— The problem —
Can you reproduce the data beneath, keeping every line exact?

--- Begin Data excerpts ---

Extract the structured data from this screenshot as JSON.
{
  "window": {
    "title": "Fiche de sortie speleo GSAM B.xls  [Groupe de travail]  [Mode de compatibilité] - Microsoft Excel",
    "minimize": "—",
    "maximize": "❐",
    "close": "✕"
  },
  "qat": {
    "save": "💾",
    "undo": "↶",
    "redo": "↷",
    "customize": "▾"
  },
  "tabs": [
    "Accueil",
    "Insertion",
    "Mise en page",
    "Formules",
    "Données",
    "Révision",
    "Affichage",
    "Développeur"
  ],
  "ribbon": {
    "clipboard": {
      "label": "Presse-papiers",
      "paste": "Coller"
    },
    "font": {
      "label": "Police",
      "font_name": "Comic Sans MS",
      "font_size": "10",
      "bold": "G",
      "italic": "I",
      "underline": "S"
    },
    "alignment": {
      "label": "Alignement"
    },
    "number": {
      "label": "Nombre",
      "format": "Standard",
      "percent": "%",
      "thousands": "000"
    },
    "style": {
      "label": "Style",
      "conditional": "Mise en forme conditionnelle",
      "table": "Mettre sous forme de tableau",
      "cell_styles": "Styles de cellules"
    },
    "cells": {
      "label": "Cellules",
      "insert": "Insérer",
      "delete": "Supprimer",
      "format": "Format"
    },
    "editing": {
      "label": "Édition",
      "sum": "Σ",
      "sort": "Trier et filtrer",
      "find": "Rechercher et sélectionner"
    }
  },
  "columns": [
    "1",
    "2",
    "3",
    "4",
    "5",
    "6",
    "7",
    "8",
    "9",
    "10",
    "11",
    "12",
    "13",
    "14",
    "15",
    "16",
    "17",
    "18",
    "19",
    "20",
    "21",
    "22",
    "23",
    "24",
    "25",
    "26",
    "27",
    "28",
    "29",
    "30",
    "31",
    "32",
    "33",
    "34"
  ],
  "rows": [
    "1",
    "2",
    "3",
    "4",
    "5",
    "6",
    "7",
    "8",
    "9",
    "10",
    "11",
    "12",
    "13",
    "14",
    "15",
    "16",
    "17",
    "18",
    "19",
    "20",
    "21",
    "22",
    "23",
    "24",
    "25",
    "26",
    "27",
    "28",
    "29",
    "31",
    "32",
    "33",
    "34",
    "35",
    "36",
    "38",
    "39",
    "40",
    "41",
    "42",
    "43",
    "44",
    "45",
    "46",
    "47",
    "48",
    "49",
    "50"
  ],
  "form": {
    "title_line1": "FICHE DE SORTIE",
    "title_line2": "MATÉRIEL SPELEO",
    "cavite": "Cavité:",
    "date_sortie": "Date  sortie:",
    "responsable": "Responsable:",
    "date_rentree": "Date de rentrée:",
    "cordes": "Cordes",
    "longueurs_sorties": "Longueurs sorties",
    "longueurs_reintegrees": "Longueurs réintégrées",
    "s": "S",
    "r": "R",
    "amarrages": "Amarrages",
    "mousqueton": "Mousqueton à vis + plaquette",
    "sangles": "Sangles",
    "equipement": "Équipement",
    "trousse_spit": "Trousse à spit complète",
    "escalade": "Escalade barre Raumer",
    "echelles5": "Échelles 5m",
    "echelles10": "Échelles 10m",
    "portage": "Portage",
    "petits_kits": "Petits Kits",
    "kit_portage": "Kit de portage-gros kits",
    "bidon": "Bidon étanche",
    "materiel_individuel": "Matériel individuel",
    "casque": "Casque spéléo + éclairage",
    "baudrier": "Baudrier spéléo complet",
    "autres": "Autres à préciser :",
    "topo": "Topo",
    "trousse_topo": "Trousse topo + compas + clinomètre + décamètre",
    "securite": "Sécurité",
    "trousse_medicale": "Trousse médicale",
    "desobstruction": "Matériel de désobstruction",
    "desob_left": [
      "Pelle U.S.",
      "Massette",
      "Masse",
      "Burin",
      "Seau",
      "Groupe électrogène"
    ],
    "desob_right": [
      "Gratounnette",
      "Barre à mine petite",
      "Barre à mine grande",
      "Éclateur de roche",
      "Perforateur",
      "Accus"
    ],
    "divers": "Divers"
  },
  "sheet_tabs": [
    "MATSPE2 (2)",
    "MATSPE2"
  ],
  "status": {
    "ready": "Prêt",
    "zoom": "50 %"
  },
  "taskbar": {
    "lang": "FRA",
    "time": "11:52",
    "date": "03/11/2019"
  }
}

--- End Data excerpts ---

— Finished answer —
Extract the structured data from this screenshot as JSON.
{
  "window": {
    "title": "Fiche de sortie speleo GSAM B.xls  [Groupe de travail]  [Mode de compatibilité] - Microsoft Excel",
    "minimize": "—",
    "maximize": "❐",
    "close": "✕"
  },
  "qat": {
    "save": "💾",
    "undo": "↶",
    "redo": "↷",
    "customize": "▾"
  },
  "tabs": [
    "Accueil",
    "Insertion",
    "Mise en page",
    "Formules",
    "Données",
    "Révision",
    "Affichage",
    "Développeur"
  ],
  "ribbon": {
    "clipboard": {
      "label": "Presse-papiers",
      "paste": "Coller"
    },
    "font": {
      "label": "Police",
      "font_name": "Comic Sans MS",
      "font_size": "10",
      "bold": "G",
      "italic": "I",
      "underline": "S"
    },
    "alignment": {
      "label": "Alignement"
    },
    "number": {
      "label": "Nombre",
      "format": "Standard",
      "percent": "%",
      "thousands": "000"
    },
    "style": {
      "label": "Style",
      "conditional": "Mise en forme conditionnelle",
      "table": "Mettre sous forme de tableau",
      "cell_styles": "Styles de cellules"
    },
    "cells": {
      "label": "Cellules",
      "insert": "Insérer",
      "delete": "Supprimer",
      "format": "Format"
    },
    "editing": {
      "label": "Édition",
      "sum": "Σ",
      "sort": "Trier et filtrer",
      "find": "Rechercher et sélectionner"
    }
  },
  "columns": [
    "1",
    "2",
    "3",
    "4",
    "5",
    "6",
    "7",
    "8",
    "9",
    "10",
    "11",
    "12",
    "13",
    "14",
    "15",
    "16",
    "17",
    "18",
    "19",
    "20",
    "21",
    "22",
    "23",
    "24",
    "25",
    "26",
    "27",
    "28",
    "29",
    "30",
    "31",
    "32",
    "33",
    "34"
  ],
  "rows": [
    "1",
    "2",
    "3",
    "4",
    "5",
    "6",
    "7",
    "8",
    "9",
    "10",
    "11",
    "12",
    "13",
    "14",
    "15",
    "16",
    "17",
    "18",
    "19",
    "20",
    "21",
    "22",
    "23",
    "24",
    "25",
    "26",
    "27",
    "28",
    "29",
    "31",
    "32",
    "33",
    "34",
    "35",
    "36",
    "38",
    "39",
    "40",
    "41",
    "42",
    "43",
    "44",
    "45",
    "46",
    "47",
    "48",
    "49",
    "50"
  ],
  "form": {
    "title_line1": "FICHE DE SORTIE",
    "title_line2": "MATÉRIEL SPELEO",
    "cavite": "Cavité:",
    "date_sortie": "Date  sortie:",
    "responsable": "Responsable:",
    "date_rentree": "Date de rentrée:",
    "cordes": "Cordes",
    "longueurs_sorties": "Longueurs sorties",
    "longueurs_reintegrees": "Longueurs réintégrées",
    "s": "S",
    "r": "R",
    "amarrages": "Amarrages",
    "mousqueton": "Mousqueton à vis + plaquette",
    "sangles": "Sangles",
    "equipement": "Équipement",
    "trousse_spit": "Trousse à spit complète",
    "escalade": "Escalade barre Raumer",
    "echelles5": "Échelles 5m",
    "echelles10": "Échelles 10m",
    "portage": "Portage",
    "petits_kits": "Petits Kits",
    "kit_portage": "Kit de portage-gros kits",
    "bidon": "Bidon étanche",
    "materiel_individuel": "Matériel individuel",
    "casque": "Casque spéléo + éclairage",
    "baudrier": "Baudrier spéléo complet",
    "autres": "Autres à préciser :",
    "topo": "Topo",
    "trousse_topo": "Trousse topo + compas + clinomètre + décamètre",
    "securite": "Sécurité",
    "trousse_medicale": "Trousse médicale",
    "desobstruction": "Matériel de désobstruction",
    "desob_left": [
      "Pelle U.S.",
      "Massette",
      "Masse",
      "Burin",
      "Seau",
      "Groupe électrogène"
    ],
    "desob_right": [
      "Gratounnette",
      "Barre à mine petite",
      "Barre à mine grande",
      "Éclateur de roche",
      "Perforateur",
      "Accus"
    ],
    "divers": "Divers"
  },
  "sheet_tabs": [
    "MATSPE2 (2)",
    "MATSPE2"
  ],
  "status": {
    "ready": "Prêt",
    "zoom": "50 %"
  },
  "taskbar": {
    "lang": "FRA",
    "time": "11:52",
    "date": "03/11/2019"
  }
}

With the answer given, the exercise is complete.